Prompt:
Report how many lines in the records hold the string "text"; give the number and nothing else.

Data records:
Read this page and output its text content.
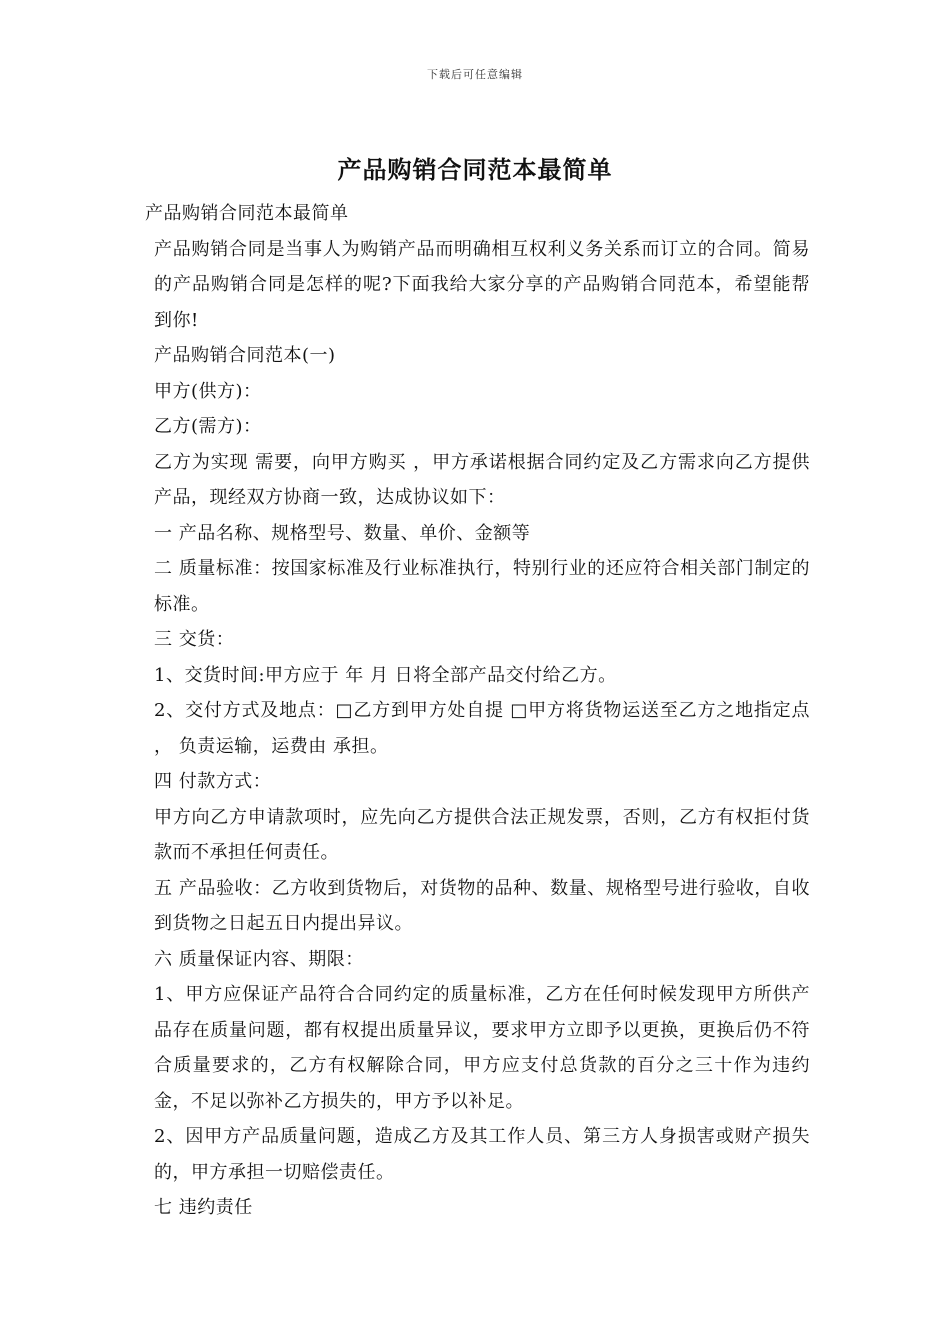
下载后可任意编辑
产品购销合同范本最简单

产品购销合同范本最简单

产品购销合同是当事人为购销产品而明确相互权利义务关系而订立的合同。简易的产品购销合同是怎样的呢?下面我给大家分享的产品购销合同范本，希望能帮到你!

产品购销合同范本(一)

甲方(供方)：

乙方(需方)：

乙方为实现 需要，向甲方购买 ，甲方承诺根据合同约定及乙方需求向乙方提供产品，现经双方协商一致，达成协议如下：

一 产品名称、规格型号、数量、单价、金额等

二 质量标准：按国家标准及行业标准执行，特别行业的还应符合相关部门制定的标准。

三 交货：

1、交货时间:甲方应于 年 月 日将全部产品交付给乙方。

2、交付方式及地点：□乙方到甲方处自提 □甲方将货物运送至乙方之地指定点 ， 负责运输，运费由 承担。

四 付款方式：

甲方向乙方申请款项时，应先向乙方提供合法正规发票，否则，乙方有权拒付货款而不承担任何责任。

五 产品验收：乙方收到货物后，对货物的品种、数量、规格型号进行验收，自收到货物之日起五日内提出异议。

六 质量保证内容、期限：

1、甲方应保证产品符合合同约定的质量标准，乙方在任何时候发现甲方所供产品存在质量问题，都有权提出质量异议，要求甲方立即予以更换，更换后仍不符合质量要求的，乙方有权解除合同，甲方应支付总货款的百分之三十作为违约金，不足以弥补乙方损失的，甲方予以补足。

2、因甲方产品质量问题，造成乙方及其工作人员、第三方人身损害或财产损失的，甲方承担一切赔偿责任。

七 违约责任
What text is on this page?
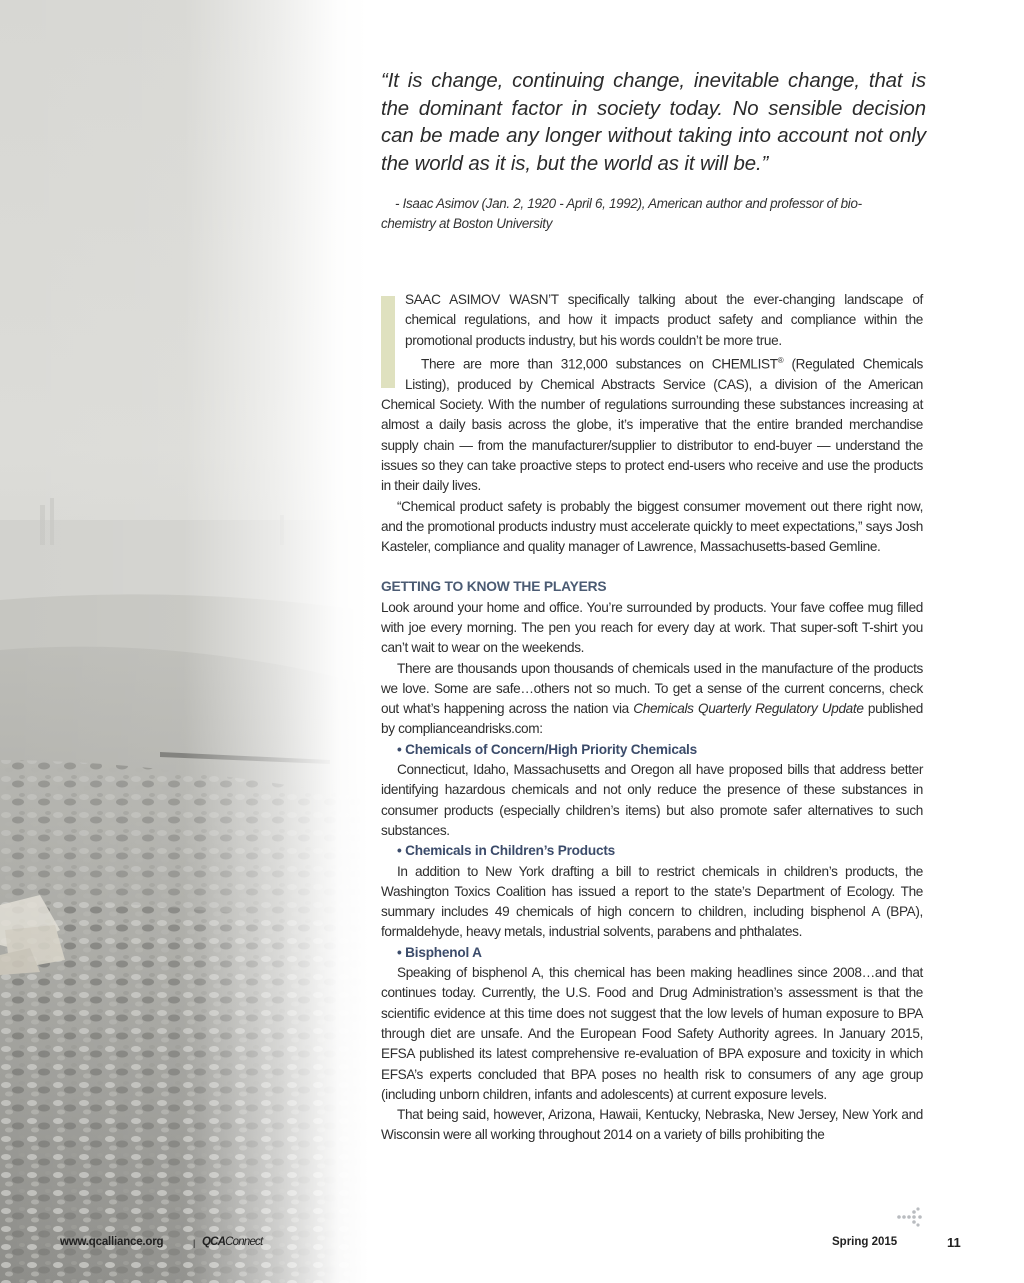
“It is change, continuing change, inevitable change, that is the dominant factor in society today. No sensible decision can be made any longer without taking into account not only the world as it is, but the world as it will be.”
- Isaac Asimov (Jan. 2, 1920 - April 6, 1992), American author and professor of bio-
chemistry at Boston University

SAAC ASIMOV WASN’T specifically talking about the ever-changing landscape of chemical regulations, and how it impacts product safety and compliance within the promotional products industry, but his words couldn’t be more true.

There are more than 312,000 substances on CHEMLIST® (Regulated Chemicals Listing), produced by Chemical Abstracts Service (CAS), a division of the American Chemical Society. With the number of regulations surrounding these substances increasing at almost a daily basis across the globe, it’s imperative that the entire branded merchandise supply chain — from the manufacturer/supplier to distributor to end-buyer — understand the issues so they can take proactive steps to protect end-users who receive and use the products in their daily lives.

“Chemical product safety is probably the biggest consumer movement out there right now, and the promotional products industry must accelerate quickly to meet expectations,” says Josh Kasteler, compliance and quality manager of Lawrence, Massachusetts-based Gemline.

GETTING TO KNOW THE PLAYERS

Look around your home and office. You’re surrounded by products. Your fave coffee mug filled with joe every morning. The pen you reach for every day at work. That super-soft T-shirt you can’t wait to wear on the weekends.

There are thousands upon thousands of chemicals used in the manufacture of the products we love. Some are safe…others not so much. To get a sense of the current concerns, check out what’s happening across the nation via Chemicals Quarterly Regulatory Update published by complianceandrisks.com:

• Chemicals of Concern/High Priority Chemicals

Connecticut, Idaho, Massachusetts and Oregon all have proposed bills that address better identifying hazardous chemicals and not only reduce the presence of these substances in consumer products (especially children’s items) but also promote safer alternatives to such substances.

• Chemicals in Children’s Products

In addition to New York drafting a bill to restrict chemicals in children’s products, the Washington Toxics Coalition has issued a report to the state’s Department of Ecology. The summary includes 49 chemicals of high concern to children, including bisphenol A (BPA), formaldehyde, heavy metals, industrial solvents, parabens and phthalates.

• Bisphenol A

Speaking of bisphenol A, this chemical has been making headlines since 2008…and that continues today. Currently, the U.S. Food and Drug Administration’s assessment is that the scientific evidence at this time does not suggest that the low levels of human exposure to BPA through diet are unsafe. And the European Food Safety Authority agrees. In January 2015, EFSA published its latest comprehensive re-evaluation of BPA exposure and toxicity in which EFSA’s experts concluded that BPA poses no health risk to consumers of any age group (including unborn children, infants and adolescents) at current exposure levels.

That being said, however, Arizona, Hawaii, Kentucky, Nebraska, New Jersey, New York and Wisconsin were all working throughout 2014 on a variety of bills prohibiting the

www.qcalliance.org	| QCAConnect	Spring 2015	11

Exercise solution:
2